* Malzeme
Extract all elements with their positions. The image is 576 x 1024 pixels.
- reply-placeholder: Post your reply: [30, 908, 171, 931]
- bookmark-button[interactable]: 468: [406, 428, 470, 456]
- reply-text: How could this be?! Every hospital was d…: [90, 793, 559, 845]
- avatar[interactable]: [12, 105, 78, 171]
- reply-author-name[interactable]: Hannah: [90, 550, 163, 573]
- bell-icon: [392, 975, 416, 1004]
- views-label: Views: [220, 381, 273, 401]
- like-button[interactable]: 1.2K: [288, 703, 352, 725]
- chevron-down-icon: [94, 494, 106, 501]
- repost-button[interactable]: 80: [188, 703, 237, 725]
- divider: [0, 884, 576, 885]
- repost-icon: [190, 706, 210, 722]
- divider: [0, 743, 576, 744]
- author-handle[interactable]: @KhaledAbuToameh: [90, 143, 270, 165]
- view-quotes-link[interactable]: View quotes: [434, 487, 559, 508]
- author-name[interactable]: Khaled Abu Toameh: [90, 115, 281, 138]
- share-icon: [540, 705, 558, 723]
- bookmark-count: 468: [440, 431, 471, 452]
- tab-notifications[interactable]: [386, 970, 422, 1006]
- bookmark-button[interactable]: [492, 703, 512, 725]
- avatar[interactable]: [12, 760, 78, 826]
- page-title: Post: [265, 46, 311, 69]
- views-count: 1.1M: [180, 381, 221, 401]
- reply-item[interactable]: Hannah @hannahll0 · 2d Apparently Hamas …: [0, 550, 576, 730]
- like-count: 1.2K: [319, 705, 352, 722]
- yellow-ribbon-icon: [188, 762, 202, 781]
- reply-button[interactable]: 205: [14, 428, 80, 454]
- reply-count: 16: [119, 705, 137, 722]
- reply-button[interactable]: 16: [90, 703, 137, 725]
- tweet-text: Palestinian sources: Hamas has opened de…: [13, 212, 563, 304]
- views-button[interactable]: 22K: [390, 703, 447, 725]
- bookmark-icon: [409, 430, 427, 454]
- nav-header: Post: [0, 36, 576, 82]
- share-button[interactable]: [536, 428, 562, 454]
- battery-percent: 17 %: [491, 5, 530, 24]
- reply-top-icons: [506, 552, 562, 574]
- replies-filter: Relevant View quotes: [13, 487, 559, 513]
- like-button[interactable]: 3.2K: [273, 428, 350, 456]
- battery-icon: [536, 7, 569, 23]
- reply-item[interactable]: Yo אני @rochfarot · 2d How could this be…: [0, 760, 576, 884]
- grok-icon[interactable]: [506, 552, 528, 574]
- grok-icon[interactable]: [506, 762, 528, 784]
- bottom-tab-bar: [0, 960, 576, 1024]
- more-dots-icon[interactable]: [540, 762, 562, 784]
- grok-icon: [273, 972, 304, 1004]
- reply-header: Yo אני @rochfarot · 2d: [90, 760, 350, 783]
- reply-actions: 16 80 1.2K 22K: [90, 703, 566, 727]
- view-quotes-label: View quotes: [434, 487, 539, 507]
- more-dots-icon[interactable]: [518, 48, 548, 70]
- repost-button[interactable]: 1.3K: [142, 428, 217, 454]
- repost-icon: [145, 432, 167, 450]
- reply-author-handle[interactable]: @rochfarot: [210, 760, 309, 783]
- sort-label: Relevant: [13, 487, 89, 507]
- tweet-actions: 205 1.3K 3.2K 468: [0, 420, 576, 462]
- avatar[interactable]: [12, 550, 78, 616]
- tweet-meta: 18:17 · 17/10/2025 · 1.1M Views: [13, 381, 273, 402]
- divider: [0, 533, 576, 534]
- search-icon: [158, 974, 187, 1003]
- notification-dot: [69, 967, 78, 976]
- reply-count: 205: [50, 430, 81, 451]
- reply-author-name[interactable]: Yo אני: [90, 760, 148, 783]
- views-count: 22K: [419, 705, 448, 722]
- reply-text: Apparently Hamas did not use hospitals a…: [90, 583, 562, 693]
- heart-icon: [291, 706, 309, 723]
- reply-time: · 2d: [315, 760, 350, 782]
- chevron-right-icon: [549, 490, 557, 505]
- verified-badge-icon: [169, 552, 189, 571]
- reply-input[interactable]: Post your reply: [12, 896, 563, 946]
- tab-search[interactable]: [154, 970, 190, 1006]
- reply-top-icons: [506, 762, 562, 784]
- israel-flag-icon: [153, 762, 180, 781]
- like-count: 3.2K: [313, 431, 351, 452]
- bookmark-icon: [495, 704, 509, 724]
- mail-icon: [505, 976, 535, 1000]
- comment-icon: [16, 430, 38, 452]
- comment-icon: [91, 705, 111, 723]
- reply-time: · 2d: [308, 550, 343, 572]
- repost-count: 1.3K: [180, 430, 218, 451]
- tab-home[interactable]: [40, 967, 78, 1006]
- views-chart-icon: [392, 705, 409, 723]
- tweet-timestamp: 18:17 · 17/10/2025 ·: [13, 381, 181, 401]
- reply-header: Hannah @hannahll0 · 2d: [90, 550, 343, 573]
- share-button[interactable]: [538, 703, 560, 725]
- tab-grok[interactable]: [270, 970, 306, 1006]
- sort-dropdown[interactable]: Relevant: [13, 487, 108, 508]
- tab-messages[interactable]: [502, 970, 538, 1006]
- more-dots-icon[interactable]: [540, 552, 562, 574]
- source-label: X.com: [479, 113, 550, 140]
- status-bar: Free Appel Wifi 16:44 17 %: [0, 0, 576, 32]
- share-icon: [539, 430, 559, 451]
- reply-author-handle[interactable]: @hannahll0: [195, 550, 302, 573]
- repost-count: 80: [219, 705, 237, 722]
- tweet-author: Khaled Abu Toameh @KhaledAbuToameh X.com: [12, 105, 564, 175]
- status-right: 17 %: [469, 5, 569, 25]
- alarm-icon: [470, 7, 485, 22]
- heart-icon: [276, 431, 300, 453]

* Yapılacak iş
Yukarıdaki kayıtların tüm satırlarını hiçbir değişiklik yapmadan alıntılayın.

* Çözüm
Extract all elements with their positions. The image is 576 x 1024 pixels.
- reply-placeholder: Post your reply: [30, 908, 171, 931]
- bookmark-button[interactable]: 468: [406, 428, 470, 456]
- reply-text: How could this be?! Every hospital was d…: [90, 793, 559, 845]
- avatar[interactable]: [12, 105, 78, 171]
- reply-author-name[interactable]: Hannah: [90, 550, 163, 573]
- bell-icon: [392, 975, 416, 1004]
- views-label: Views: [220, 381, 273, 401]
- like-button[interactable]: 1.2K: [288, 703, 352, 725]
- chevron-down-icon: [94, 494, 106, 501]
- repost-button[interactable]: 80: [188, 703, 237, 725]
- divider: [0, 884, 576, 885]
- repost-icon: [190, 706, 210, 722]
- divider: [0, 743, 576, 744]
- author-handle[interactable]: @KhaledAbuToameh: [90, 143, 270, 165]
- view-quotes-link[interactable]: View quotes: [434, 487, 559, 508]
- author-name[interactable]: Khaled Abu Toameh: [90, 115, 281, 138]
- share-icon: [540, 705, 558, 723]
- bookmark-count: 468: [440, 431, 471, 452]
- tab-notifications[interactable]: [386, 970, 422, 1006]
- bookmark-button[interactable]: [492, 703, 512, 725]
- avatar[interactable]: [12, 760, 78, 826]
- page-title: Post: [265, 46, 311, 69]
- views-count: 1.1M: [180, 381, 221, 401]
- reply-item[interactable]: Hannah @hannahll0 · 2d Apparently Hamas …: [0, 550, 576, 730]
- like-count: 1.2K: [319, 705, 352, 722]
- yellow-ribbon-icon: [188, 762, 202, 781]
- reply-button[interactable]: 205: [14, 428, 80, 454]
- reply-count: 16: [119, 705, 137, 722]
- reply-button[interactable]: 16: [90, 703, 137, 725]
- tweet-text: Palestinian sources: Hamas has opened de…: [13, 212, 563, 304]
- views-button[interactable]: 22K: [390, 703, 447, 725]
- bookmark-icon: [409, 430, 427, 454]
- nav-header: Post: [0, 36, 576, 82]
- share-button[interactable]: [536, 428, 562, 454]
- battery-percent: 17 %: [491, 5, 530, 24]
- reply-top-icons: [506, 552, 562, 574]
- replies-filter: Relevant View quotes: [13, 487, 559, 513]
- like-button[interactable]: 3.2K: [273, 428, 350, 456]
- battery-icon: [536, 7, 569, 23]
- reply-item[interactable]: Yo אני @rochfarot · 2d How could this be…: [0, 760, 576, 884]
- grok-icon[interactable]: [506, 552, 528, 574]
- grok-icon[interactable]: [506, 762, 528, 784]
- bottom-tab-bar: [0, 960, 576, 1024]
- more-dots-icon[interactable]: [540, 762, 562, 784]
- grok-icon: [273, 972, 304, 1004]
- reply-header: Yo אני @rochfarot · 2d: [90, 760, 350, 783]
- reply-actions: 16 80 1.2K 22K: [90, 703, 566, 727]
- view-quotes-label: View quotes: [434, 487, 539, 507]
- more-dots-icon[interactable]: [518, 48, 548, 70]
- repost-button[interactable]: 1.3K: [142, 428, 217, 454]
- repost-icon: [145, 432, 167, 450]
- reply-author-handle[interactable]: @rochfarot: [210, 760, 309, 783]
- sort-label: Relevant: [13, 487, 89, 507]
- tweet-actions: 205 1.3K 3.2K 468: [0, 420, 576, 462]
- avatar[interactable]: [12, 550, 78, 616]
- tweet-meta: 18:17 · 17/10/2025 · 1.1M Views: [13, 381, 273, 402]
- divider: [0, 533, 576, 534]
- search-icon: [158, 974, 187, 1003]
- notification-dot: [69, 967, 78, 976]
- reply-count: 205: [50, 430, 81, 451]
- reply-author-name[interactable]: Yo אני: [90, 760, 148, 783]
- views-count: 22K: [419, 705, 448, 722]
- reply-text: Apparently Hamas did not use hospitals a…: [90, 583, 562, 693]
- heart-icon: [291, 706, 309, 723]
- reply-time: · 2d: [315, 760, 350, 782]
- chevron-right-icon: [549, 490, 557, 505]
- verified-badge-icon: [169, 552, 189, 571]
- reply-input[interactable]: Post your reply: [12, 896, 563, 946]
- tab-search[interactable]: [154, 970, 190, 1006]
- reply-top-icons: [506, 762, 562, 784]
- israel-flag-icon: [153, 762, 180, 781]
- like-count: 3.2K: [313, 431, 351, 452]
- bookmark-icon: [495, 704, 509, 724]
- mail-icon: [505, 976, 535, 1000]
- comment-icon: [16, 430, 38, 452]
- comment-icon: [91, 705, 111, 723]
- reply-time: · 2d: [308, 550, 343, 572]
- repost-count: 1.3K: [180, 430, 218, 451]
- tab-home[interactable]: [40, 967, 78, 1006]
- views-chart-icon: [392, 705, 409, 723]
- tweet-timestamp: 18:17 · 17/10/2025 ·: [13, 381, 181, 401]
- reply-header: Hannah @hannahll0 · 2d: [90, 550, 343, 573]
- share-button[interactable]: [538, 703, 560, 725]
- tab-grok[interactable]: [270, 970, 306, 1006]
- sort-dropdown[interactable]: Relevant: [13, 487, 108, 508]
- tab-messages[interactable]: [502, 970, 538, 1006]
- more-dots-icon[interactable]: [540, 552, 562, 574]
- source-label: X.com: [479, 113, 550, 140]
- status-bar: Free Appel Wifi 16:44 17 %: [0, 0, 576, 32]
- share-icon: [539, 430, 559, 451]
- reply-author-handle[interactable]: @hannahll0: [195, 550, 302, 573]
- repost-count: 80: [219, 705, 237, 722]
- tweet-author: Khaled Abu Toameh @KhaledAbuToameh X.com: [12, 105, 564, 175]
- status-right: 17 %: [469, 5, 569, 25]
- alarm-icon: [470, 7, 485, 22]
- heart-icon: [276, 431, 300, 453]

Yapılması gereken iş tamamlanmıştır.